**OBJECTIF VISÉ**
Mettez sous forme de liste JSON de chaînes, une chaîne par ligne et sans lignes vides, le passage allant de la ligne qui contient « author-name: 浅浅 bbox=[426, 292, 472, 318] » jusqu'à celle qui contient « author-label: 文 bbox=[378, 292, 401, 318] », ces deux lignes comprises.

**SUPPORT**
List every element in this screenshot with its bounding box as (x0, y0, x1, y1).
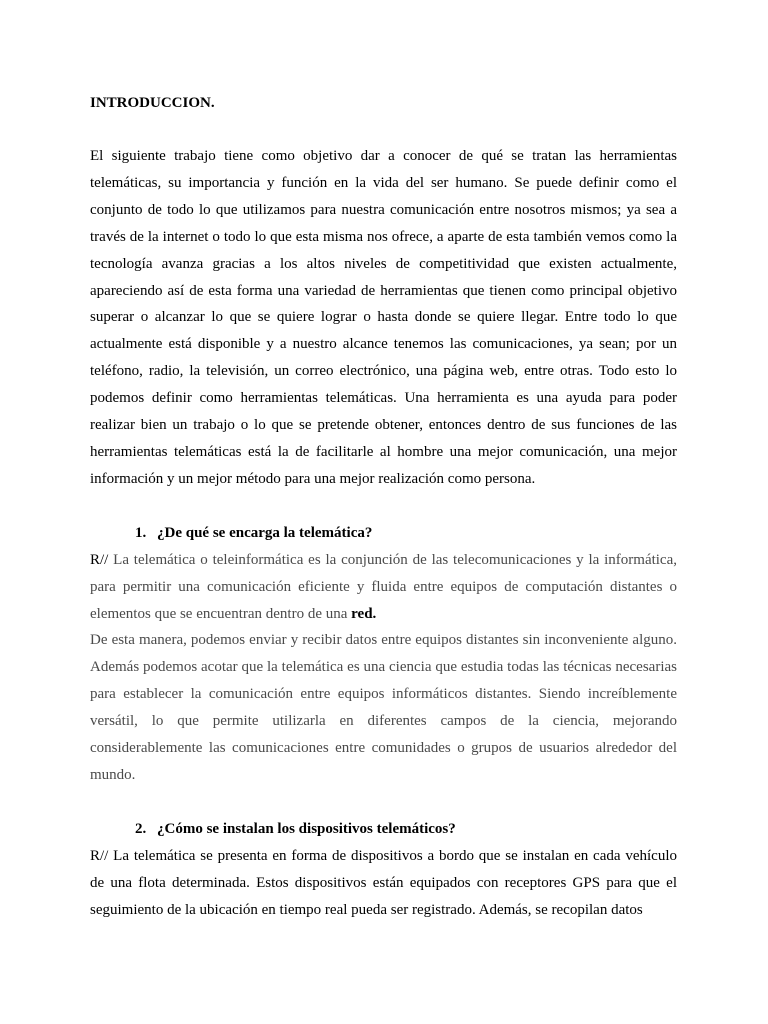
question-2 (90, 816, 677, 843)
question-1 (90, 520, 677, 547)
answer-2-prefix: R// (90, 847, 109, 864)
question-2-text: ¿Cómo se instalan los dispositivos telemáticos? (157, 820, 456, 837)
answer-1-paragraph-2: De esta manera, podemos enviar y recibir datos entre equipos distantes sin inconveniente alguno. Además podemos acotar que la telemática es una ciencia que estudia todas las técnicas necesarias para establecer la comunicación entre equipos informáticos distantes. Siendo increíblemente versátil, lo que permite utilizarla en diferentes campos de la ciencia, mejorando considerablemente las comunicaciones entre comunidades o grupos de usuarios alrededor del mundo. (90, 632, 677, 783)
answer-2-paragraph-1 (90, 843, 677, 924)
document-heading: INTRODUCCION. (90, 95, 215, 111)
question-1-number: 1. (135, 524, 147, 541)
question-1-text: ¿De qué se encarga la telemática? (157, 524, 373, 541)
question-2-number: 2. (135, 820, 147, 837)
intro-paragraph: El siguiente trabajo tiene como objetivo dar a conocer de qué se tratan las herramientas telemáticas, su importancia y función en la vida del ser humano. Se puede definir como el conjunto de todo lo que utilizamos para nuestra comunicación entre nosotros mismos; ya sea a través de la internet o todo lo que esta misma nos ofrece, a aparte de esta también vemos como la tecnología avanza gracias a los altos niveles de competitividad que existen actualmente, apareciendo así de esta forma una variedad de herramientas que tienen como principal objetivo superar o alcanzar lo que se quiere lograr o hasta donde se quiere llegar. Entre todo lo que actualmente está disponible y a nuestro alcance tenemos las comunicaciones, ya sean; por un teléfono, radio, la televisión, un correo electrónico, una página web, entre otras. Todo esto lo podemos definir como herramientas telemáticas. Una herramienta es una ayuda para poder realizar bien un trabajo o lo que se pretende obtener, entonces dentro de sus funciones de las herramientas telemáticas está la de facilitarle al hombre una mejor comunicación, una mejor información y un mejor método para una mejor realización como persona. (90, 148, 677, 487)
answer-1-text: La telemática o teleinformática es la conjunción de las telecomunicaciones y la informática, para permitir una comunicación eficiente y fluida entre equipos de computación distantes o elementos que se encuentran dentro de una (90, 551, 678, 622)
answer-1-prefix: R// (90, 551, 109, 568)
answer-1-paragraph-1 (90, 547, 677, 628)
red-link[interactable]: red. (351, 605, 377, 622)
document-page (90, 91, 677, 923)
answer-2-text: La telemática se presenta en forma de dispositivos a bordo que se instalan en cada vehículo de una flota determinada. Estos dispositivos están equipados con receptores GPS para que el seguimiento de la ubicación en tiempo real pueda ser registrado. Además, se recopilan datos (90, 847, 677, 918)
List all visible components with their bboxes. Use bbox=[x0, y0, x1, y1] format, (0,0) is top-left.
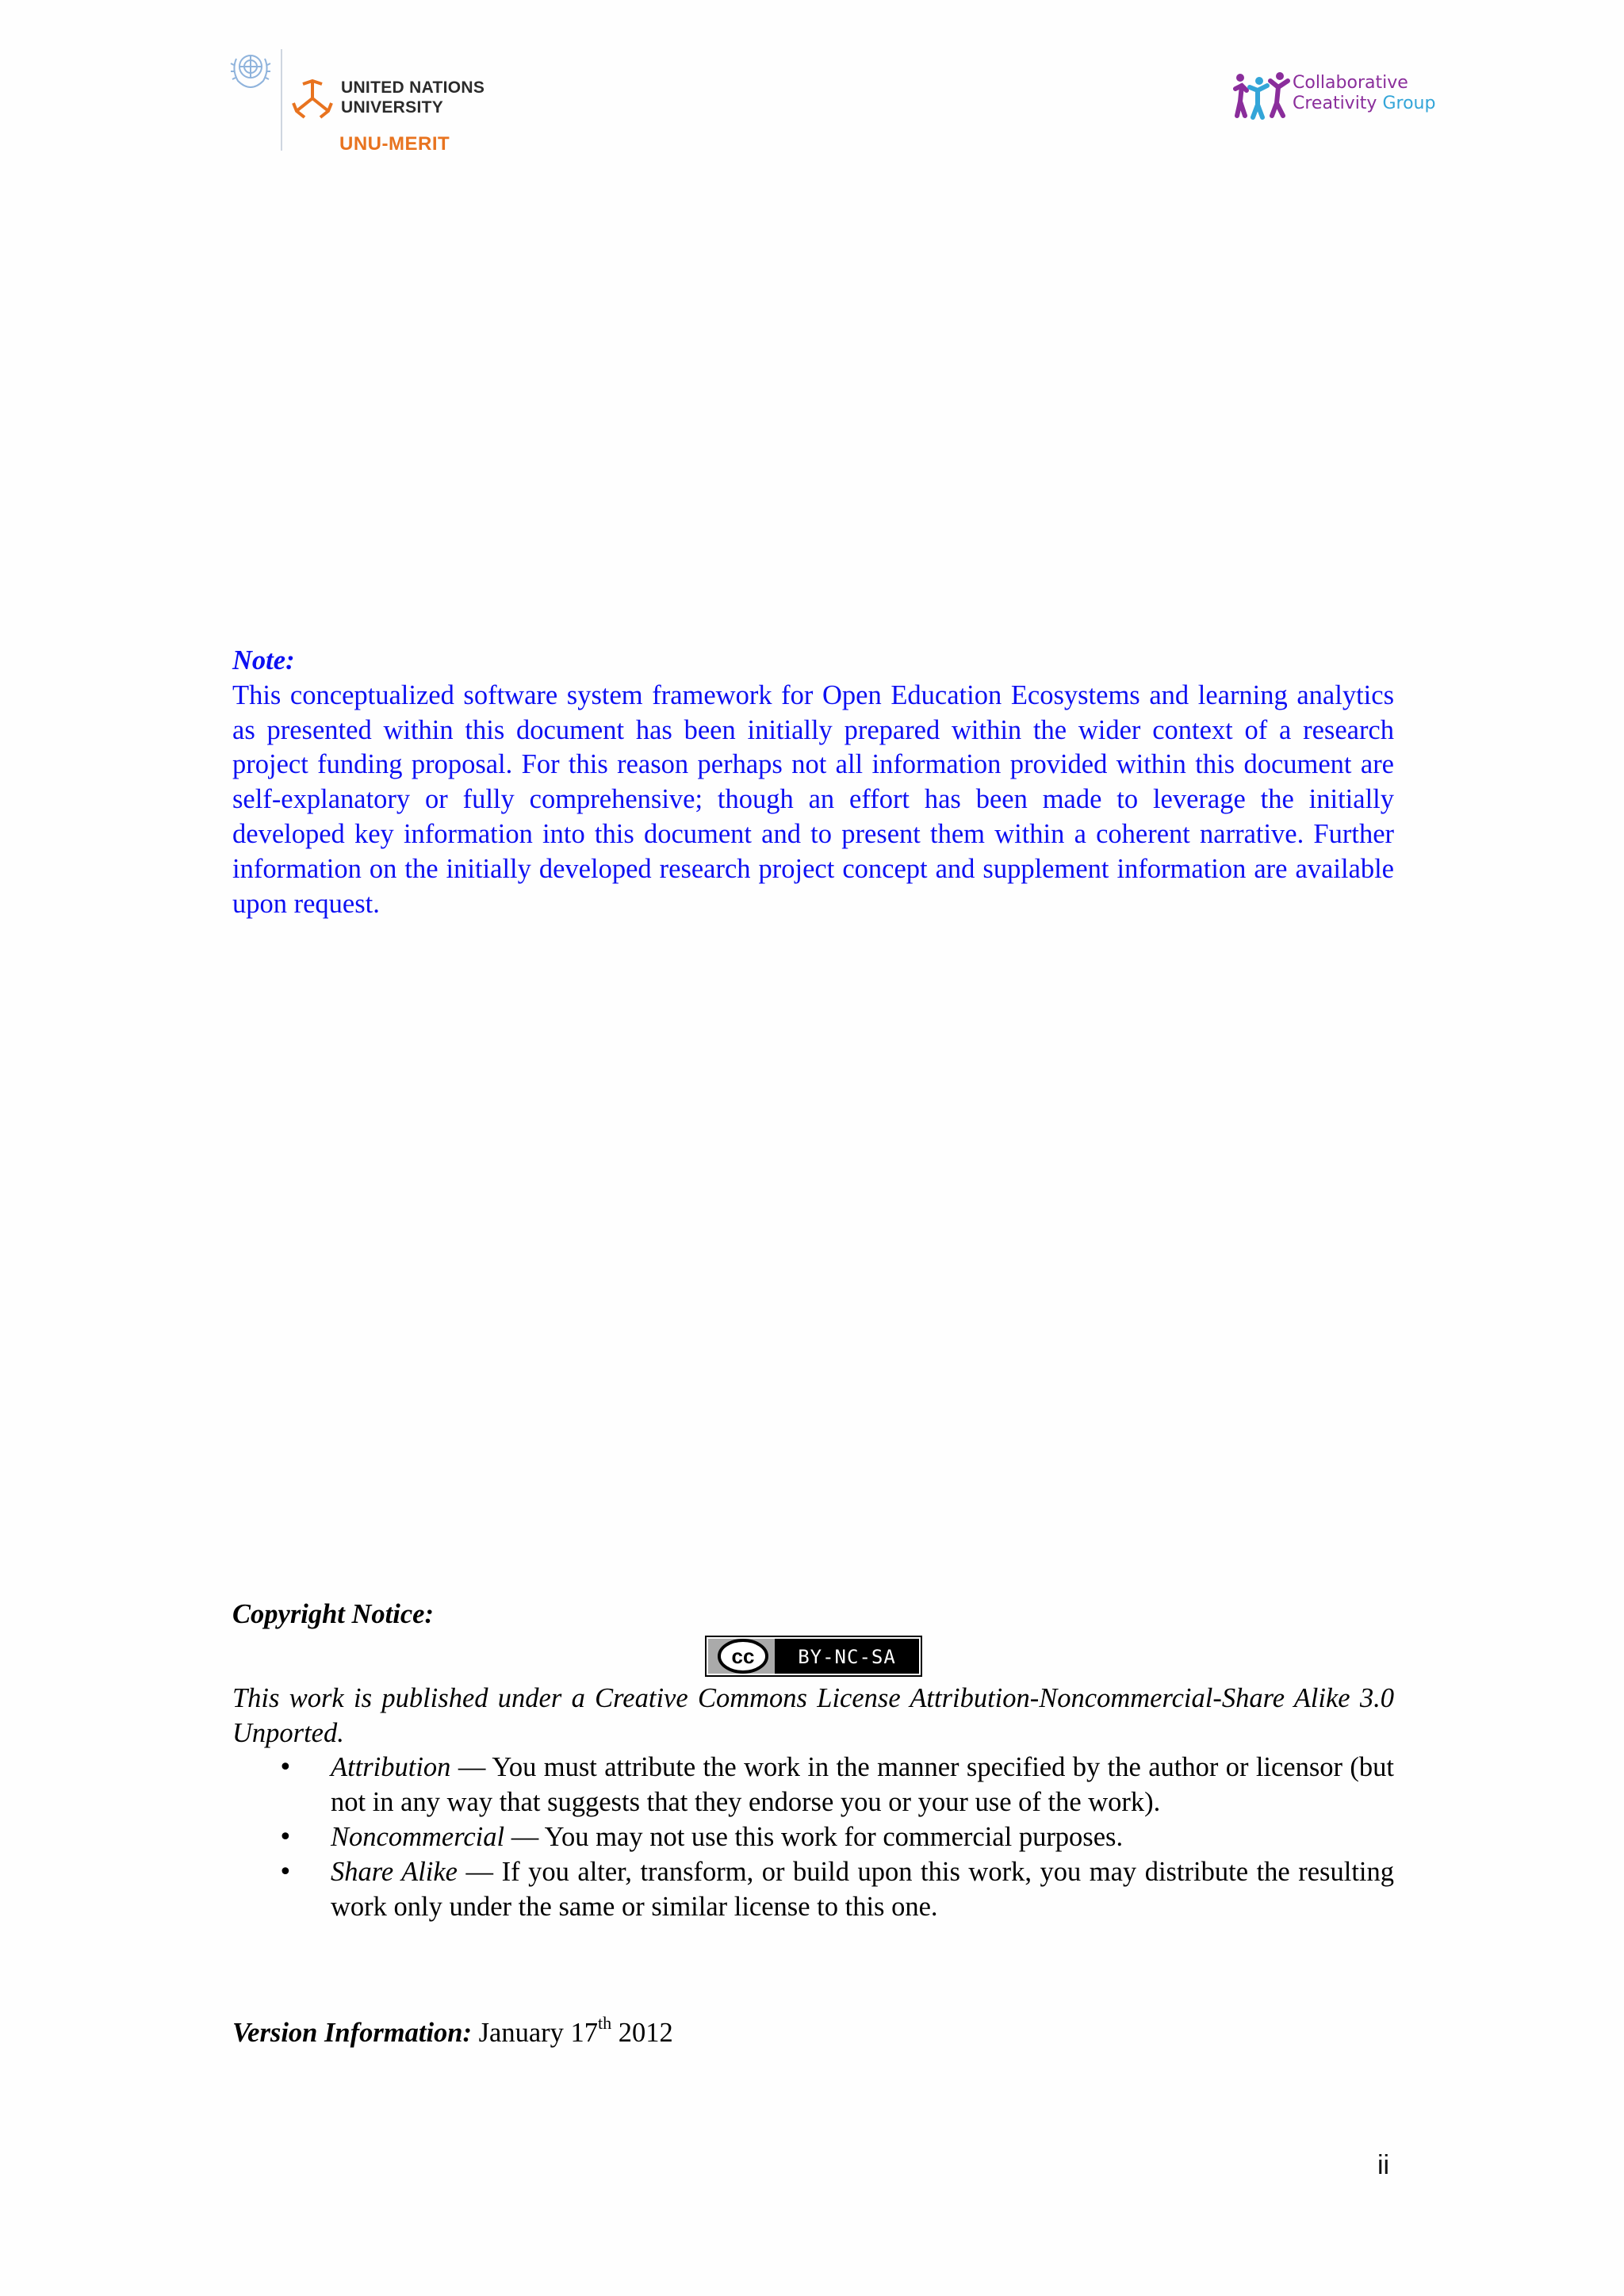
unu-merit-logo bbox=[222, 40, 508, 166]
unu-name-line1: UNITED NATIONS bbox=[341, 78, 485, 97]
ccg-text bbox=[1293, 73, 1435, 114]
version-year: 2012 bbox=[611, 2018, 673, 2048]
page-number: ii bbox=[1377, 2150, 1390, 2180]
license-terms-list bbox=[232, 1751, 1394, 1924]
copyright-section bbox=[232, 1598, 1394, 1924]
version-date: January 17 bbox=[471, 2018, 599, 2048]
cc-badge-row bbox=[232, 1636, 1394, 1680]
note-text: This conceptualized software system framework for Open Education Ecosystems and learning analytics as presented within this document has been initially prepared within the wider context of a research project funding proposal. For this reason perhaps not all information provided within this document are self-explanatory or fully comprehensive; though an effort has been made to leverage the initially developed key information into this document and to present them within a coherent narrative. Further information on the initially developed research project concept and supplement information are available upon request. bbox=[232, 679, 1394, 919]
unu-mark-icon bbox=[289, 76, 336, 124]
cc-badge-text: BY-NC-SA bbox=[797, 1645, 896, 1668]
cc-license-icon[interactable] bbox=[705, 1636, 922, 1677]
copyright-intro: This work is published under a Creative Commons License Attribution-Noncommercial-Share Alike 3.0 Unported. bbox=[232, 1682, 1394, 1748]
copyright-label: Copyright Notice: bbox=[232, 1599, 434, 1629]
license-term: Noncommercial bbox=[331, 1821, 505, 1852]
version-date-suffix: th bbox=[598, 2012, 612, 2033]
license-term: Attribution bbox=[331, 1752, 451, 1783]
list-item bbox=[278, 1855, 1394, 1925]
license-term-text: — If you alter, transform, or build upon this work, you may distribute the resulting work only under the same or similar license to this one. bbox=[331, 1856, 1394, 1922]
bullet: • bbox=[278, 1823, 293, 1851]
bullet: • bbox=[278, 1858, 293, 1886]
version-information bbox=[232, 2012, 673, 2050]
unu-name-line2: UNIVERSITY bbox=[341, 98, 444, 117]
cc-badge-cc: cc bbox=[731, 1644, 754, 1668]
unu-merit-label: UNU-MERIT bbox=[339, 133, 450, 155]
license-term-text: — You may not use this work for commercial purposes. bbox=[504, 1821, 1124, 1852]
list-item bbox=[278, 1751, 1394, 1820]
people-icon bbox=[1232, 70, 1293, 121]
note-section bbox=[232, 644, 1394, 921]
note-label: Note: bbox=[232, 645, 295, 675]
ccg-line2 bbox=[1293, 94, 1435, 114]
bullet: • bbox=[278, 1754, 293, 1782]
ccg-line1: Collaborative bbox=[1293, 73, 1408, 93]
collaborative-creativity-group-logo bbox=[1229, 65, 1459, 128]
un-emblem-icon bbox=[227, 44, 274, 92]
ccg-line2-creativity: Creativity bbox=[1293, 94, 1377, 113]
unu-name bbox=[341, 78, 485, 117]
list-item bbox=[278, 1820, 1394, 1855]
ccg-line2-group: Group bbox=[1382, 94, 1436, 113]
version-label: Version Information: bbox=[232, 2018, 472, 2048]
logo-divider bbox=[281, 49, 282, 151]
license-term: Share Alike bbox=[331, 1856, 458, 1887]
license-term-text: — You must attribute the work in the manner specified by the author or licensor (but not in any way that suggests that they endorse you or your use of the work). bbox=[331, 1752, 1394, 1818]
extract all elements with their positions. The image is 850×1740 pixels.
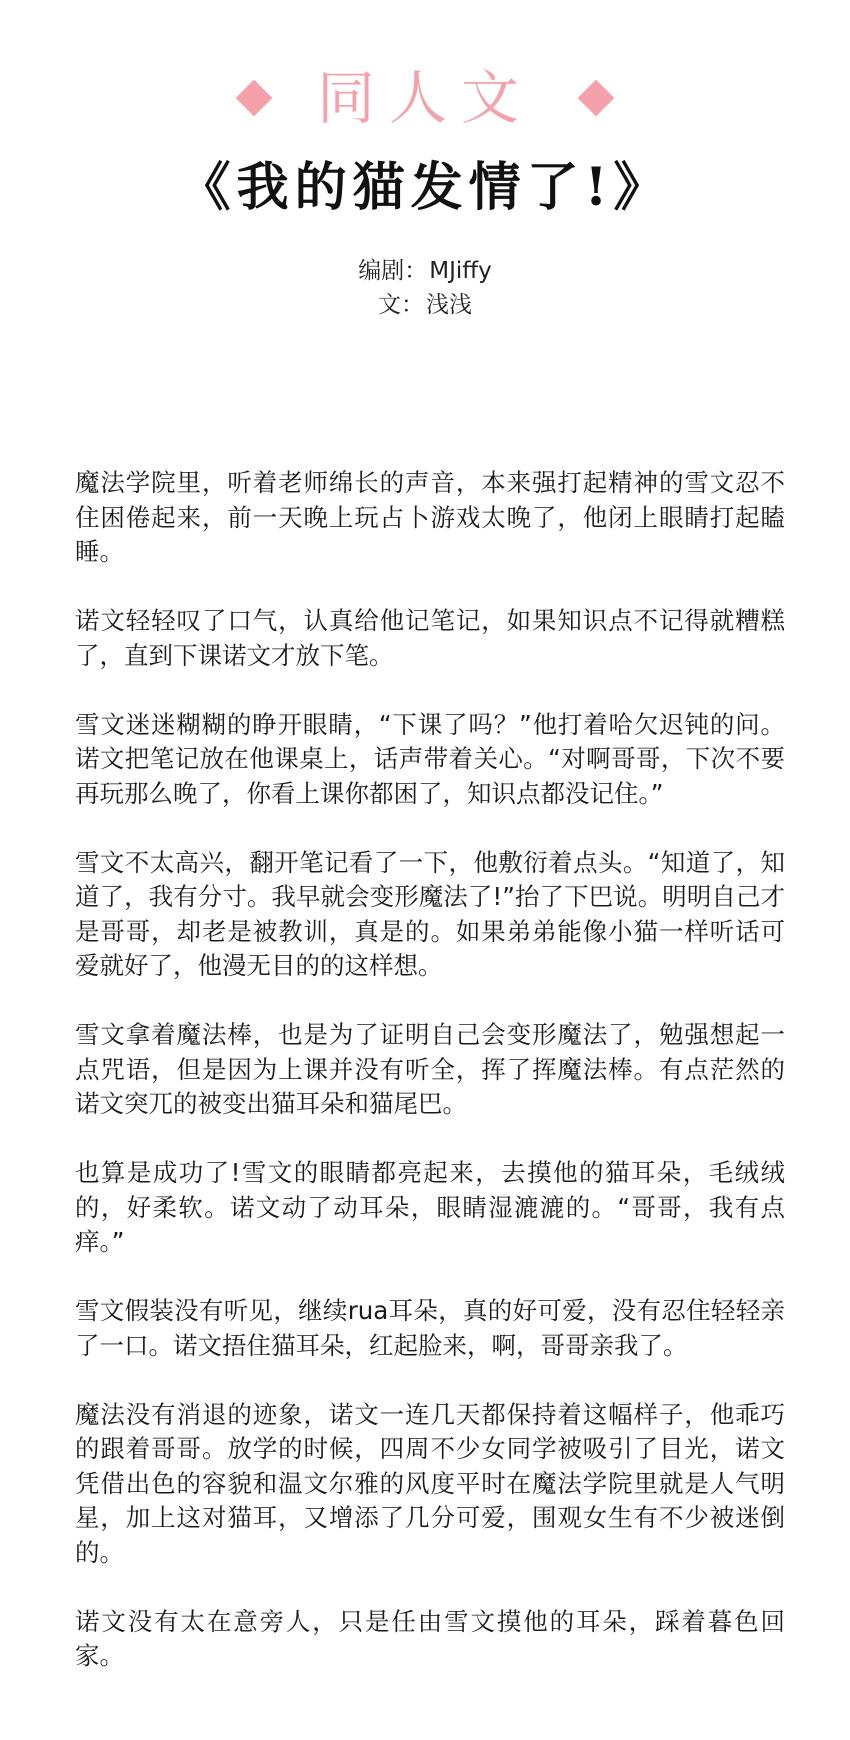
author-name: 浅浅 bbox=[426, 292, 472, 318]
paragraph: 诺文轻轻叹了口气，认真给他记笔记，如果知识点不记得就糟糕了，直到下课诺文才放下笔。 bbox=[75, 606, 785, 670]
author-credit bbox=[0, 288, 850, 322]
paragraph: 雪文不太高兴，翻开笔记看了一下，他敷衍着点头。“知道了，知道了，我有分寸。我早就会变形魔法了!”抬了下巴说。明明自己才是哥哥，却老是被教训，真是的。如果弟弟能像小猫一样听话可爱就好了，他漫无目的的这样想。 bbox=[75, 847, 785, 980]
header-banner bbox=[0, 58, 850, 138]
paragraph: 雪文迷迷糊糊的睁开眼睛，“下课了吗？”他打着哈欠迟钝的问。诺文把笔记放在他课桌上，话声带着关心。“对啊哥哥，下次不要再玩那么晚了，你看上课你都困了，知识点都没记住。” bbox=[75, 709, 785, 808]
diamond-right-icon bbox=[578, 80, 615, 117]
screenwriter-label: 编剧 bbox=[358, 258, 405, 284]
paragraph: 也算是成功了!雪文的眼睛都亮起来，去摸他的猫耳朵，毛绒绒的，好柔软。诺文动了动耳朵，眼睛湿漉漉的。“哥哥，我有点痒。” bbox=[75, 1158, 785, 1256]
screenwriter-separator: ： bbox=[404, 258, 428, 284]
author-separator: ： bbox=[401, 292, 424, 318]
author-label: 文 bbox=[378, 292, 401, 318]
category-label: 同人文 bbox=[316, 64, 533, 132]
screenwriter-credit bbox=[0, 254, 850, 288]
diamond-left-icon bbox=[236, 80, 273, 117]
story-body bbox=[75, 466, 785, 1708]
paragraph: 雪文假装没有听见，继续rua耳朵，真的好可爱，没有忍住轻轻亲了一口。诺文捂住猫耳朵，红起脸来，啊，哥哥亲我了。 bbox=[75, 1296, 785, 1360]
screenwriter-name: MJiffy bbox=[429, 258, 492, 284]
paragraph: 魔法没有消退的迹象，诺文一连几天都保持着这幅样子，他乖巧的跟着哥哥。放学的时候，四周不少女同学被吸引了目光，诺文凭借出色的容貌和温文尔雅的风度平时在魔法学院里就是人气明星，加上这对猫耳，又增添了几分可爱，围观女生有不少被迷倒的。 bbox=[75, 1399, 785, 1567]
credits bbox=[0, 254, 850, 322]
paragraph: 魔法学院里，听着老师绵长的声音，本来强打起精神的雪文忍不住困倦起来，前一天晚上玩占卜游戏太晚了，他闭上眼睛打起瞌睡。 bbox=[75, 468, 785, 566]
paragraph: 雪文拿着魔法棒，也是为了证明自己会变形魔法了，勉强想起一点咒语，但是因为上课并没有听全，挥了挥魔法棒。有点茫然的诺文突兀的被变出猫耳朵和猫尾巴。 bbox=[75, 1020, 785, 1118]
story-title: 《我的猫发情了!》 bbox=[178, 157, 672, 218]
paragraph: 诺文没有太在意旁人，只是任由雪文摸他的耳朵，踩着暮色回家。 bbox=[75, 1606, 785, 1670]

**RÉPONSE PROPOSÉE**
[
  "author-name: 浅浅 bbox=[426, 292, 472, 318]",
  "paragraph: 诺文轻轻叹了口气，认真给他记笔记，如果知识点不记得就糟糕了，直到下课诺文才放下笔。 bbox=[75, 606, 785, 670]",
  "author-credit bbox=[0, 288, 850, 322]",
  "paragraph: 雪文不太高兴，翻开笔记看了一下，他敷衍着点头。“知道了，知道了，我有分寸。我早就会变形魔法了!”抬了下巴说。明明自己才是哥哥，却老是被教训，真是的。如果弟弟能像小猫一样听话可爱就好了，他漫无目的的这样想。 bbox=[75, 847, 785, 980]",
  "header-banner bbox=[0, 58, 850, 138]",
  "paragraph: 雪文迷迷糊糊的睁开眼睛，“下课了吗？”他打着哈欠迟钝的问。诺文把笔记放在他课桌上，话声带着关心。“对啊哥哥，下次不要再玩那么晚了，你看上课你都困了，知识点都没记住。” bbox=[75, 709, 785, 808]",
  "diamond-right-icon bbox=[578, 80, 615, 117]",
  "screenwriter-label: 编剧 bbox=[358, 258, 405, 284]",
  "paragraph: 也算是成功了!雪文的眼睛都亮起来，去摸他的猫耳朵，毛绒绒的，好柔软。诺文动了动耳朵，眼睛湿漉漉的。“哥哥，我有点痒。” bbox=[75, 1158, 785, 1256]",
  "screenwriter-separator: ： bbox=[404, 258, 428, 284]",
  "author-separator: ： bbox=[401, 292, 424, 318]",
  "author-label: 文 bbox=[378, 292, 401, 318]"
]